#### [What the task asks]
Copy these lines verbatim from the data, beginning with the line that contains "276, 846, 330]" and stopping after the line that contains "- legend-item-requested: R".
★ ★ ★ ★
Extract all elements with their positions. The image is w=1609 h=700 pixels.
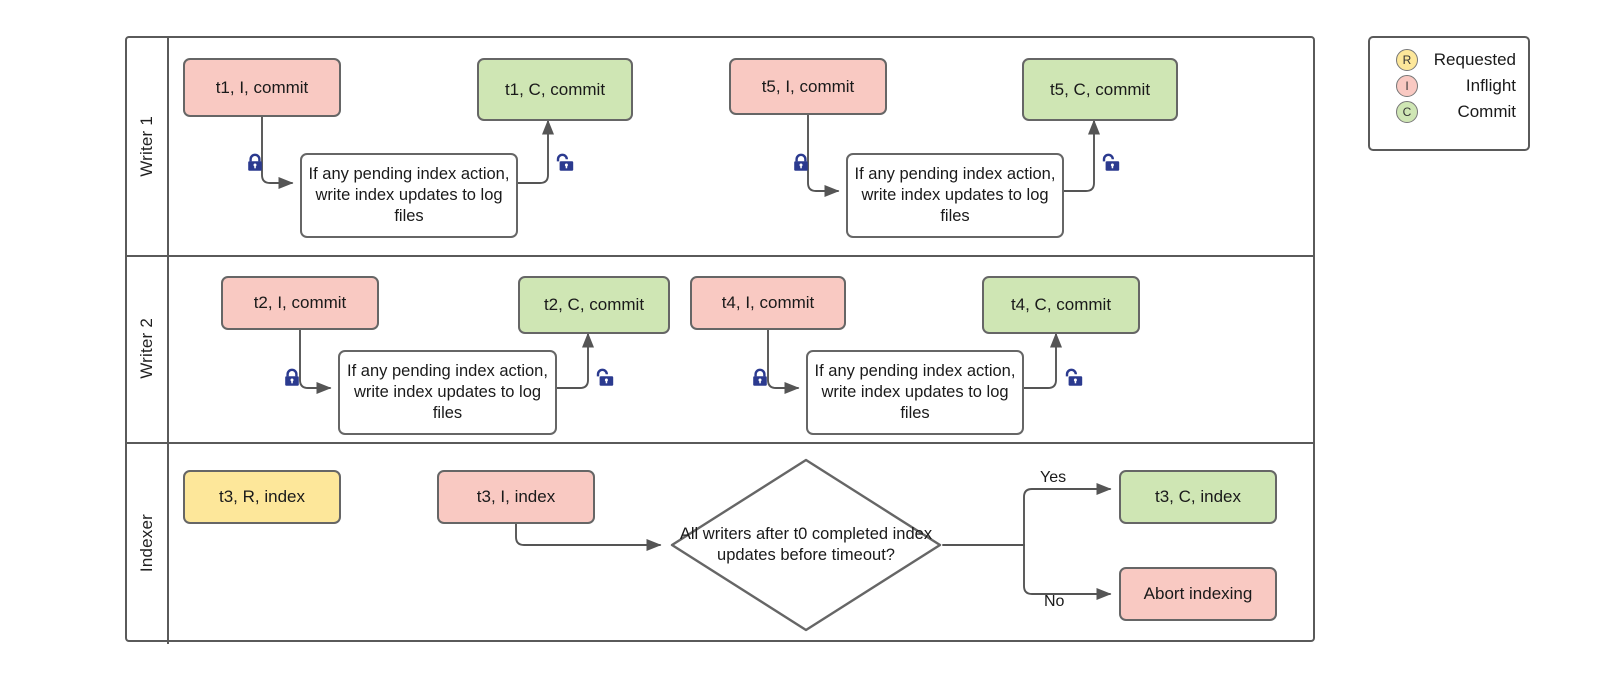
- node-t4-inflight-commit[interactable]: t4, I, commit: [690, 276, 846, 330]
- lane-divider-2: [127, 442, 1313, 444]
- decision-label: All writers after t0 completed index upd…: [679, 524, 933, 564]
- legend-item-requested: R Requested: [1370, 47, 1518, 73]
- lock-closed-icon: [749, 367, 771, 389]
- node-t1-inflight-commit[interactable]: t1, I, commit: [183, 58, 341, 117]
- lock-open-icon: [1100, 152, 1122, 174]
- lock-closed-icon: [244, 152, 266, 174]
- node-writer2-process-2[interactable]: If any pending index action, write index…: [806, 350, 1024, 435]
- lock-open-icon: [1063, 367, 1085, 389]
- node-t3-commit-index[interactable]: t3, C, index: [1119, 470, 1277, 524]
- badge-commit-icon: C: [1396, 101, 1418, 123]
- lane-header-indexer: Indexer: [127, 442, 169, 644]
- lock-open-icon: [554, 152, 576, 174]
- lane-header-writer-2: Writer 2: [127, 255, 169, 442]
- node-writer1-process-2[interactable]: If any pending index action, write index…: [846, 153, 1064, 238]
- node-t2-inflight-commit[interactable]: t2, I, commit: [221, 276, 379, 330]
- lane-label-writer-1: Writer 1: [137, 116, 156, 177]
- legend-box: R Requested I Inflight C Commit: [1368, 36, 1530, 151]
- node-t3-requested-index[interactable]: t3, R, index: [183, 470, 341, 524]
- legend-item-inflight: I Inflight: [1370, 73, 1518, 99]
- legend-label-inflight: Inflight: [1465, 76, 1516, 95]
- node-abort-indexing[interactable]: Abort indexing: [1119, 567, 1277, 621]
- edge-label-yes: Yes: [1040, 469, 1067, 486]
- node-t4-commit-commit[interactable]: t4, C, commit: [982, 276, 1140, 334]
- node-t2-commit-commit[interactable]: t2, C, commit: [518, 276, 670, 334]
- lock-closed-icon: [281, 367, 303, 389]
- lane-header-writer-1: Writer 1: [127, 38, 169, 255]
- lane-label-indexer: Indexer: [137, 513, 156, 573]
- badge-requested-icon: R: [1396, 49, 1418, 71]
- node-writer1-process-1[interactable]: If any pending index action, write index…: [300, 153, 518, 238]
- lane-writer-2: Writer 2: [127, 255, 1313, 442]
- lane-label-writer-2: Writer 2: [137, 318, 156, 379]
- node-writer2-process-1[interactable]: If any pending index action, write index…: [338, 350, 557, 435]
- node-t3-inflight-index[interactable]: t3, I, index: [437, 470, 595, 524]
- lock-closed-icon: [790, 152, 812, 174]
- decision-diamond[interactable]: All writers after t0 completed index upd…: [669, 457, 943, 633]
- edge-label-no: No: [1044, 593, 1065, 610]
- node-t5-commit-commit[interactable]: t5, C, commit: [1022, 58, 1178, 121]
- lane-writer-1: Writer 1: [127, 38, 1313, 255]
- badge-inflight-icon: I: [1396, 75, 1418, 97]
- legend-label-requested: Requested: [1433, 50, 1516, 69]
- node-t1-commit-commit[interactable]: t1, C, commit: [477, 58, 633, 121]
- lane-divider-1: [127, 255, 1313, 257]
- legend-label-commit: Commit: [1457, 102, 1516, 121]
- node-t5-inflight-commit[interactable]: t5, I, commit: [729, 58, 887, 115]
- legend-item-commit: C Commit: [1370, 99, 1518, 125]
- lock-open-icon: [594, 367, 616, 389]
- lane-indexer: Indexer: [127, 442, 1313, 644]
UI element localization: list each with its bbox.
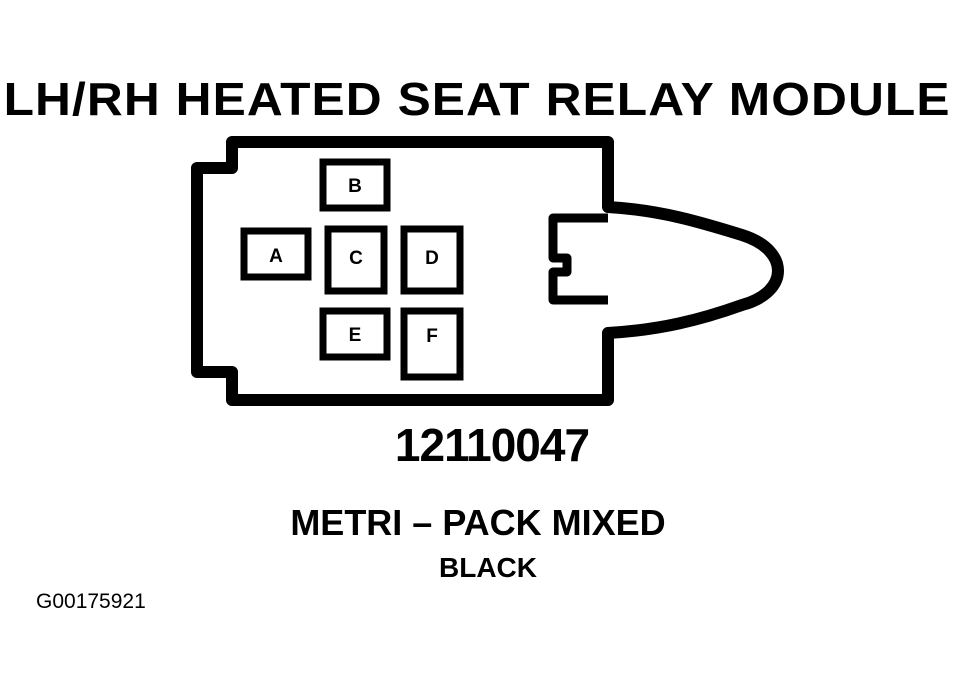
cavity-a: A xyxy=(240,227,312,281)
svg-text:A: A xyxy=(269,246,283,267)
diagram-title: LH/RH HEATED SEAT RELAY MODULE xyxy=(3,73,951,125)
svg-text:E: E xyxy=(349,325,362,346)
svg-text:C: C xyxy=(349,248,363,269)
svg-text:F: F xyxy=(426,326,438,347)
figure-id: G00175921 xyxy=(36,590,146,613)
connector-body-outline xyxy=(191,136,784,406)
svg-text:D: D xyxy=(425,248,439,269)
cavity-d: D xyxy=(400,225,464,295)
connector-color-label: BLACK xyxy=(439,552,537,583)
cavity-e: E xyxy=(319,307,391,361)
connector-latch-notch xyxy=(548,213,608,305)
cavity-b: B xyxy=(319,158,391,212)
svg-text:B: B xyxy=(348,176,362,197)
connector-part-number: 12110047 xyxy=(394,419,590,471)
cavity-f: F xyxy=(400,307,464,381)
connector-type-label: METRI – PACK MIXED xyxy=(290,502,666,543)
cavity-c: C xyxy=(324,225,388,295)
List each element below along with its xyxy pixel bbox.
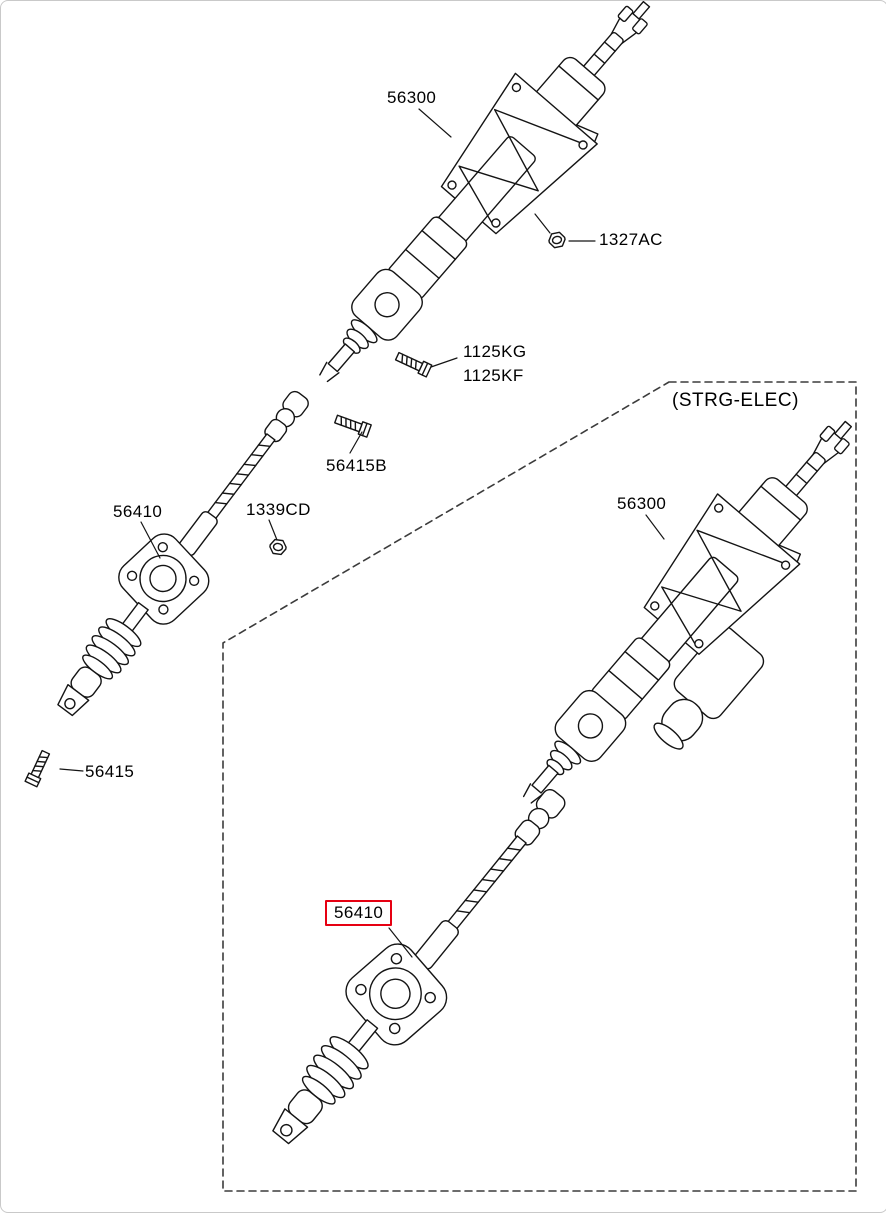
★ ★ ★ ★
#### [Answer in full]
- node-t4-inflight-commit[interactable]: t4, I, commit: [690, 276, 846, 330]
- lane-divider-2: [127, 442, 1313, 444]
- decision-label: All writers after t0 completed index upd…: [679, 524, 933, 564]
- legend-item-requested: R Requested: [1370, 47, 1518, 73]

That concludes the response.